* **DATASET EXCERPTS**:
----
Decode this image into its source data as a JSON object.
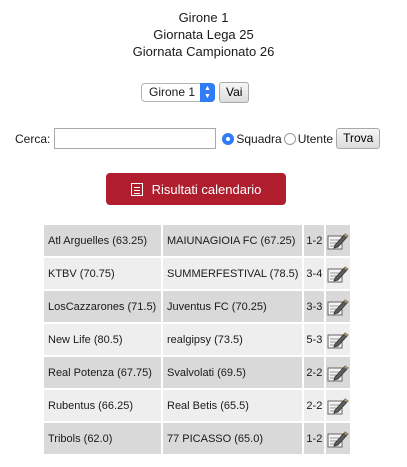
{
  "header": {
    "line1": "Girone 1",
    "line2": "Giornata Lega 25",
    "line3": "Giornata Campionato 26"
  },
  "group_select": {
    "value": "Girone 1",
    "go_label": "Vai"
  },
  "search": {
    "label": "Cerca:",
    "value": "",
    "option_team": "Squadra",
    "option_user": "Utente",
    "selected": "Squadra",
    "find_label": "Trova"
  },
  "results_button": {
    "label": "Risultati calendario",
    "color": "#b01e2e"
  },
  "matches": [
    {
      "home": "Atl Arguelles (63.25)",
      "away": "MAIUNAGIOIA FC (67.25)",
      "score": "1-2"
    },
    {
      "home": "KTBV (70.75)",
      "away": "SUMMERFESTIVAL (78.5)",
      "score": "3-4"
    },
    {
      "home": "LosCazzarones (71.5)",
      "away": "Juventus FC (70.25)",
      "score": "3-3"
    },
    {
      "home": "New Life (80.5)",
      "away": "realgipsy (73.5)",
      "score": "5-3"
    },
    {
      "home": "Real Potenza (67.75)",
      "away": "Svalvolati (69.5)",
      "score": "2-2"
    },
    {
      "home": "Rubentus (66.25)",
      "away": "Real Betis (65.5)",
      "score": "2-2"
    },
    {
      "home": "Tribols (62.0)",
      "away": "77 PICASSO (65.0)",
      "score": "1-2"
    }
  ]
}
----
* **WHAT IS BEING ASKED**:
Pictures are excluded; copy every other part of the records exactly.

* **RESPONSE TO THE EXERCISE**:
Decode this image into its source data as a JSON object.
{
  "header": {
    "line1": "Girone 1",
    "line2": "Giornata Lega 25",
    "line3": "Giornata Campionato 26"
  },
  "group_select": {
    "value": "Girone 1",
    "go_label": "Vai"
  },
  "search": {
    "label": "Cerca:",
    "value": "",
    "option_team": "Squadra",
    "option_user": "Utente",
    "selected": "Squadra",
    "find_label": "Trova"
  },
  "results_button": {
    "label": "Risultati calendario",
    "color": "#b01e2e"
  },
  "matches": [
    {
      "home": "Atl Arguelles (63.25)",
      "away": "MAIUNAGIOIA FC (67.25)",
      "score": "1-2"
    },
    {
      "home": "KTBV (70.75)",
      "away": "SUMMERFESTIVAL (78.5)",
      "score": "3-4"
    },
    {
      "home": "LosCazzarones (71.5)",
      "away": "Juventus FC (70.25)",
      "score": "3-3"
    },
    {
      "home": "New Life (80.5)",
      "away": "realgipsy (73.5)",
      "score": "5-3"
    },
    {
      "home": "Real Potenza (67.75)",
      "away": "Svalvolati (69.5)",
      "score": "2-2"
    },
    {
      "home": "Rubentus (66.25)",
      "away": "Real Betis (65.5)",
      "score": "2-2"
    },
    {
      "home": "Tribols (62.0)",
      "away": "77 PICASSO (65.0)",
      "score": "1-2"
    }
  ]
}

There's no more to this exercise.